» **Records**:
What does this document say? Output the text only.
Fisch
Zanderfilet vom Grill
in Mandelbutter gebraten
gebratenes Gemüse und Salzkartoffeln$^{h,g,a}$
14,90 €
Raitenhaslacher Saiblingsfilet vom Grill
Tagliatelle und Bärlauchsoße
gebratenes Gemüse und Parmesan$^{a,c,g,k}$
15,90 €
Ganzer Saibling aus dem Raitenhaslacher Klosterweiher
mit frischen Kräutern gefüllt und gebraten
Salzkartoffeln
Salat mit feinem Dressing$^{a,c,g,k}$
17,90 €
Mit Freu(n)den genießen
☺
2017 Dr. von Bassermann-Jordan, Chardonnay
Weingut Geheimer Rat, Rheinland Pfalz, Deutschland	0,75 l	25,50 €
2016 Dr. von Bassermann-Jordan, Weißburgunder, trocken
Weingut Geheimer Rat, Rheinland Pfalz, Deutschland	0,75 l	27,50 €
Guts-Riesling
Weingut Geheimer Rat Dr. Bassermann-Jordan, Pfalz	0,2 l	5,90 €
--
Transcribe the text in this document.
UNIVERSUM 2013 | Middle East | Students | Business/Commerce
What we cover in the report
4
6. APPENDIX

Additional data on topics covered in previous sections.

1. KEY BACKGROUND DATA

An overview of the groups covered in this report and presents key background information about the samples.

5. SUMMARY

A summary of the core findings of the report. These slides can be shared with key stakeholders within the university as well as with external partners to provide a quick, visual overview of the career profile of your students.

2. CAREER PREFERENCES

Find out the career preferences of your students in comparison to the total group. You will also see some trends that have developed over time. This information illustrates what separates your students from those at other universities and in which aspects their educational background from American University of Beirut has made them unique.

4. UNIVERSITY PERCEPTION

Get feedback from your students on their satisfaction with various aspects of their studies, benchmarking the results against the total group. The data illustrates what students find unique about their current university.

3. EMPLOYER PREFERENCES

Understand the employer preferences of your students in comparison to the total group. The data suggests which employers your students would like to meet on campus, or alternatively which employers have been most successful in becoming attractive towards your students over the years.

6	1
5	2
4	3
...
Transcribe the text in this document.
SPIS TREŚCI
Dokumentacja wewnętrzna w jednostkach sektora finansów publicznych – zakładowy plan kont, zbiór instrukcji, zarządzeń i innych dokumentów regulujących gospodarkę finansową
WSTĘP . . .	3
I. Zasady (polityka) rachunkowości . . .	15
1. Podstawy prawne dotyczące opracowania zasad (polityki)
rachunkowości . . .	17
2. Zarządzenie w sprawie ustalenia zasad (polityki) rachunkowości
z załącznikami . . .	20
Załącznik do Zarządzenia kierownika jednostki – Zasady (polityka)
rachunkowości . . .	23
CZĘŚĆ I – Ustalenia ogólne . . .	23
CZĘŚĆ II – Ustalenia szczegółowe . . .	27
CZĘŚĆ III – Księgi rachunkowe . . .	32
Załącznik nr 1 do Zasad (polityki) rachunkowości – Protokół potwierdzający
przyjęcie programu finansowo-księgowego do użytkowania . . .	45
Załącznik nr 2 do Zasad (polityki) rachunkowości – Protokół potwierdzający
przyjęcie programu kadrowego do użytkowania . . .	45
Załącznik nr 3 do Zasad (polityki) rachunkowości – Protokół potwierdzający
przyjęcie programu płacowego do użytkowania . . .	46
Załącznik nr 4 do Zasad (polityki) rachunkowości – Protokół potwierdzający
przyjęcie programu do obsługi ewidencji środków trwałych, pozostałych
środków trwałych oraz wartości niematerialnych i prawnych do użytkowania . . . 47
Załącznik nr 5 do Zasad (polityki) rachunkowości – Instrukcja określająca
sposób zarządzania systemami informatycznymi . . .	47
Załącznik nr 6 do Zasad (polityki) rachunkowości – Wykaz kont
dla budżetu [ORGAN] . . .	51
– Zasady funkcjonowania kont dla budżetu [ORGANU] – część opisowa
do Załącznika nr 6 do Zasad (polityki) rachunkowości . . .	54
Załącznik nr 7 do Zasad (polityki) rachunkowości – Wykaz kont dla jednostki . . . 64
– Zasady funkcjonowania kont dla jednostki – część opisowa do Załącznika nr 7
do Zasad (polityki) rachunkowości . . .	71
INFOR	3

» **Aim of the exercise**: Report how many lines in the listing above include the word "Jordan". Give nothing but the number.

» **Complete output**: 3